──────── Materials provided ────────

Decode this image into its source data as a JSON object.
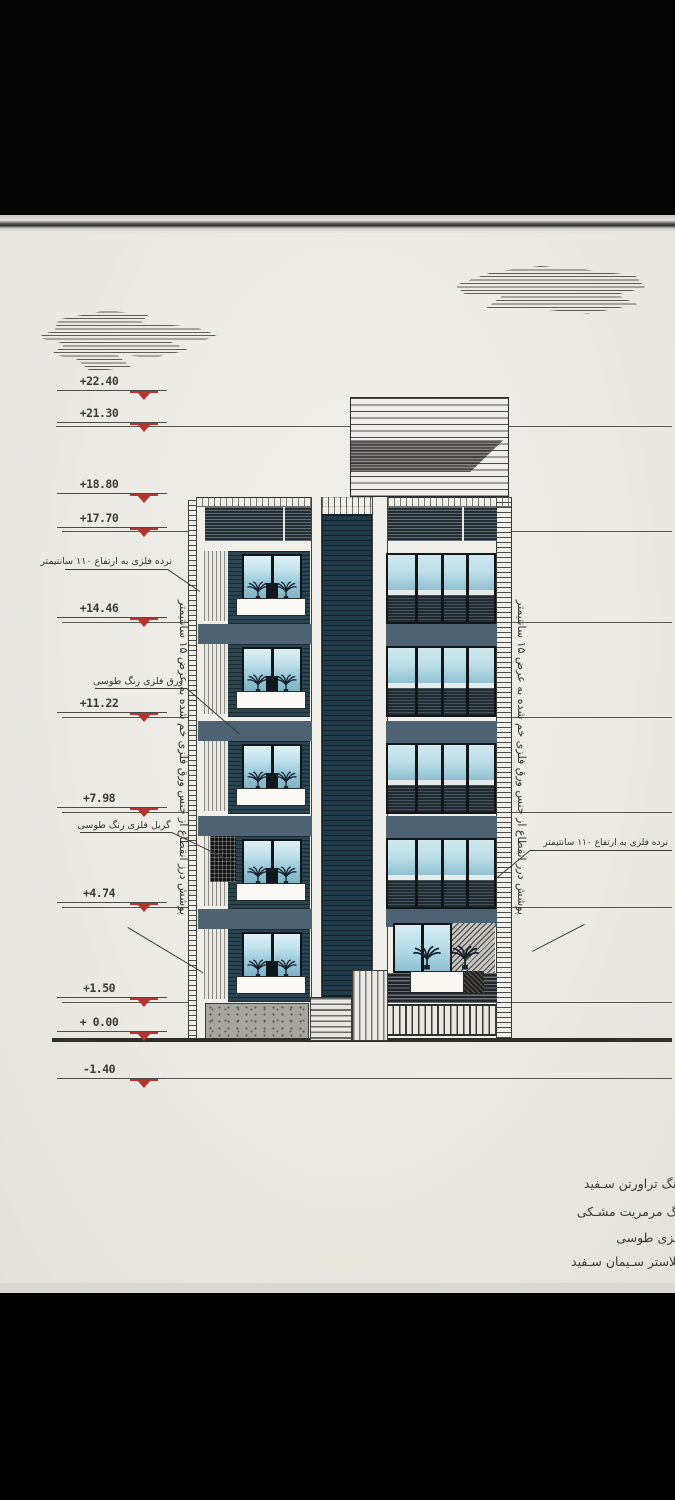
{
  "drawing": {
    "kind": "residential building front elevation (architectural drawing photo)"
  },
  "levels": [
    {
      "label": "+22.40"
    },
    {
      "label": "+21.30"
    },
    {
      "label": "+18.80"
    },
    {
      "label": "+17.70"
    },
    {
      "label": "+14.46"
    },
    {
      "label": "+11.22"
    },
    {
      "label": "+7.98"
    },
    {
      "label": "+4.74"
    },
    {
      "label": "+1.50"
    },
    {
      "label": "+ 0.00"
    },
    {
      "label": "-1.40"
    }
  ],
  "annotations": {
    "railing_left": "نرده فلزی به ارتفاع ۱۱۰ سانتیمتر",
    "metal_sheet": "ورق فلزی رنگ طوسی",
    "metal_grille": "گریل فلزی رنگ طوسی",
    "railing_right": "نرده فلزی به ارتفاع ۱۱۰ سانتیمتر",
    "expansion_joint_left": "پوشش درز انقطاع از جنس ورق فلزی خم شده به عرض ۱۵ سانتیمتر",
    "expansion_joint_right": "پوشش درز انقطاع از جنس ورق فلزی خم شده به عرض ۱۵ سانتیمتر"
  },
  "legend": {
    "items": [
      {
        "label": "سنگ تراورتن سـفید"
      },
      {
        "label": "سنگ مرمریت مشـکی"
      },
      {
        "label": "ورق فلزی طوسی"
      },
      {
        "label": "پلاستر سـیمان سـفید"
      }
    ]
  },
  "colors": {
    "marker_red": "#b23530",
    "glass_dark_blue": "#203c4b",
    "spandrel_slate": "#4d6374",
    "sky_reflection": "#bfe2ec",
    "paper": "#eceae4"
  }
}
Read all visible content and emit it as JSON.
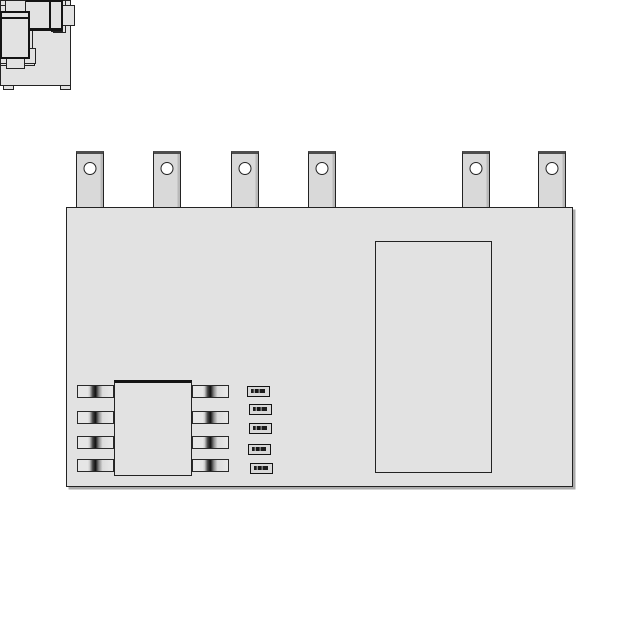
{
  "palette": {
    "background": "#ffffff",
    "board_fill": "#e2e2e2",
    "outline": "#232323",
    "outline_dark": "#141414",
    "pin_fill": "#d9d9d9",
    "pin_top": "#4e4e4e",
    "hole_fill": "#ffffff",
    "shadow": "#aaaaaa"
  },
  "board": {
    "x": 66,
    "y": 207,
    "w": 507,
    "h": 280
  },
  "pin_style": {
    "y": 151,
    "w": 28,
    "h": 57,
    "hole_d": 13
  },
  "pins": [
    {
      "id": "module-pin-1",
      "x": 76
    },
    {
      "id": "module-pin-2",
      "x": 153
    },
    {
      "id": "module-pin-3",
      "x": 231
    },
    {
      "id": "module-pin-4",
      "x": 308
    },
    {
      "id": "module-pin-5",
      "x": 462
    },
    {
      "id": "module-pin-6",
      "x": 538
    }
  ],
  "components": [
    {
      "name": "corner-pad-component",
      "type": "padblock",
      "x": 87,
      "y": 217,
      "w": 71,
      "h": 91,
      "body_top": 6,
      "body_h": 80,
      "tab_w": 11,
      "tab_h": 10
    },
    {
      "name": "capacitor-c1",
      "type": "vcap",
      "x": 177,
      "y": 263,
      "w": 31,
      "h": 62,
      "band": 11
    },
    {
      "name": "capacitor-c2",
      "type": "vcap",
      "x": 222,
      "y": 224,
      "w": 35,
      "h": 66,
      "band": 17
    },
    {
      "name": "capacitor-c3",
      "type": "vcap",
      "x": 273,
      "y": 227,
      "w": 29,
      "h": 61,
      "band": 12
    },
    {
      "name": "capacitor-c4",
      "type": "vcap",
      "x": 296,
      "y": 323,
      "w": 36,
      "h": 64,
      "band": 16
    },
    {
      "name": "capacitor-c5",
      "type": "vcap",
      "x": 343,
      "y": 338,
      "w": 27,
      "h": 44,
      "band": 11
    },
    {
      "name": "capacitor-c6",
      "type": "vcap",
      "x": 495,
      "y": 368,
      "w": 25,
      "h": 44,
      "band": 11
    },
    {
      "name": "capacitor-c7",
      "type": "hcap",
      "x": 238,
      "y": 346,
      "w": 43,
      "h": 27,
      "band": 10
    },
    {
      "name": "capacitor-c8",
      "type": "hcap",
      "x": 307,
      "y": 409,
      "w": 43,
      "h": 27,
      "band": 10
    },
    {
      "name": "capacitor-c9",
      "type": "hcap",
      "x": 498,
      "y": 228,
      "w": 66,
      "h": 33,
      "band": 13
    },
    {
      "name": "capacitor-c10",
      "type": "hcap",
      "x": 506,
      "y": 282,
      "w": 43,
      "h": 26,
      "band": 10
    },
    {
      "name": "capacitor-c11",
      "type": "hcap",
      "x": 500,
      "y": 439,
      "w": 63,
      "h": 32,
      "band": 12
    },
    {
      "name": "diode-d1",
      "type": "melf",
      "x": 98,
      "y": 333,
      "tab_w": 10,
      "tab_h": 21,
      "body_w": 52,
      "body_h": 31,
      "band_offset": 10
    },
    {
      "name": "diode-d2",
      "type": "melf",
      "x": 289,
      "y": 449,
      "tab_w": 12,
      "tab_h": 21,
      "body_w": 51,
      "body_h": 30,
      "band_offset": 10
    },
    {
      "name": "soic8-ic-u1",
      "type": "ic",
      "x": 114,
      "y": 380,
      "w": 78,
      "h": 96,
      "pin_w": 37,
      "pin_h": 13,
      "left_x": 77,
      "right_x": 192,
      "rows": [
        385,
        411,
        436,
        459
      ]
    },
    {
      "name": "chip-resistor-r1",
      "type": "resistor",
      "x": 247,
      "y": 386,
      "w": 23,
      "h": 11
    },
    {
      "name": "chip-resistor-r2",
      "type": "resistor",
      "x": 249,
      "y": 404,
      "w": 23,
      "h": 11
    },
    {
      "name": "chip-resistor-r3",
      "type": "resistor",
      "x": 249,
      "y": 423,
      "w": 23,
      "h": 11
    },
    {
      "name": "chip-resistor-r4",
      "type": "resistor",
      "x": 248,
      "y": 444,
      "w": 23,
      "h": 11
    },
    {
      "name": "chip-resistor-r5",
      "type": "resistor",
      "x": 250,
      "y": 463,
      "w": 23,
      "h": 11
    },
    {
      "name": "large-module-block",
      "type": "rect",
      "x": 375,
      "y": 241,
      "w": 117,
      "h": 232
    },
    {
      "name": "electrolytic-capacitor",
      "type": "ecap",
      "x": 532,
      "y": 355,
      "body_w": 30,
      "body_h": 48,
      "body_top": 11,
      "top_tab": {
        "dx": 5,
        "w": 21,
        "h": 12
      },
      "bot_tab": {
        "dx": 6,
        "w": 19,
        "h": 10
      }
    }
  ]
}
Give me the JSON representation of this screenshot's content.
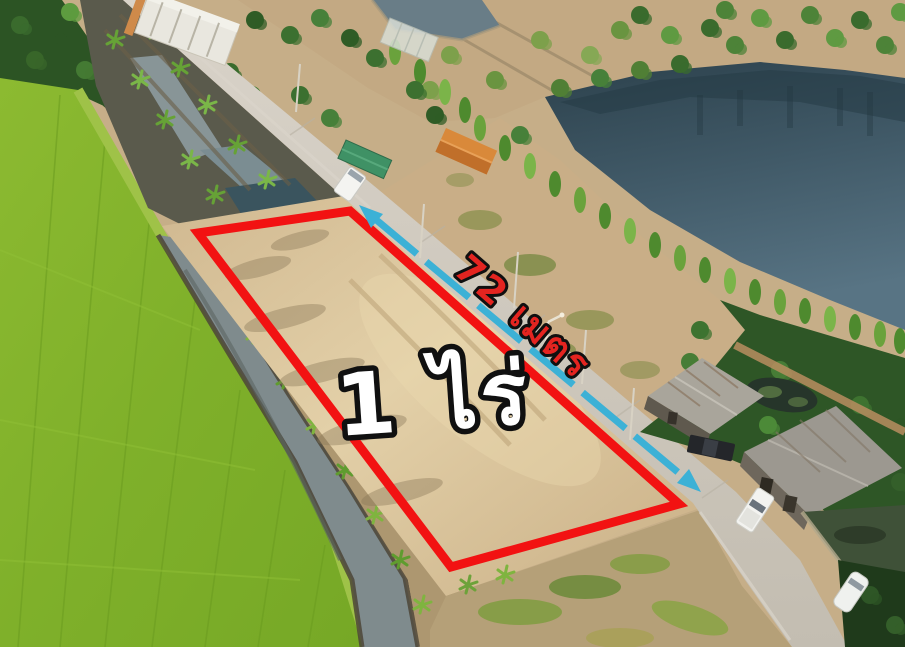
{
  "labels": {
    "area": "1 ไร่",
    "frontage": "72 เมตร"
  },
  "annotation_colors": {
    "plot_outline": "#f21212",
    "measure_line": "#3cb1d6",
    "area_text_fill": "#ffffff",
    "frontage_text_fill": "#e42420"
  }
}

────────

# Task description
Extract, from the material above, each line holding the word "capacitor".

# Solved problem
      "name": "capacitor-c1",
      "name": "capacitor-c2",
      "name": "capacitor-c3",
      "name": "capacitor-c4",
      "name": "capacitor-c5",
      "name": "capacitor-c6",
      "name": "capacitor-c7",
      "name": "capacitor-c8",
      "name": "capacitor-c9",
      "name": "capacitor-c10",
      "name": "capacitor-c11",
      "name": "electrolytic-capacitor",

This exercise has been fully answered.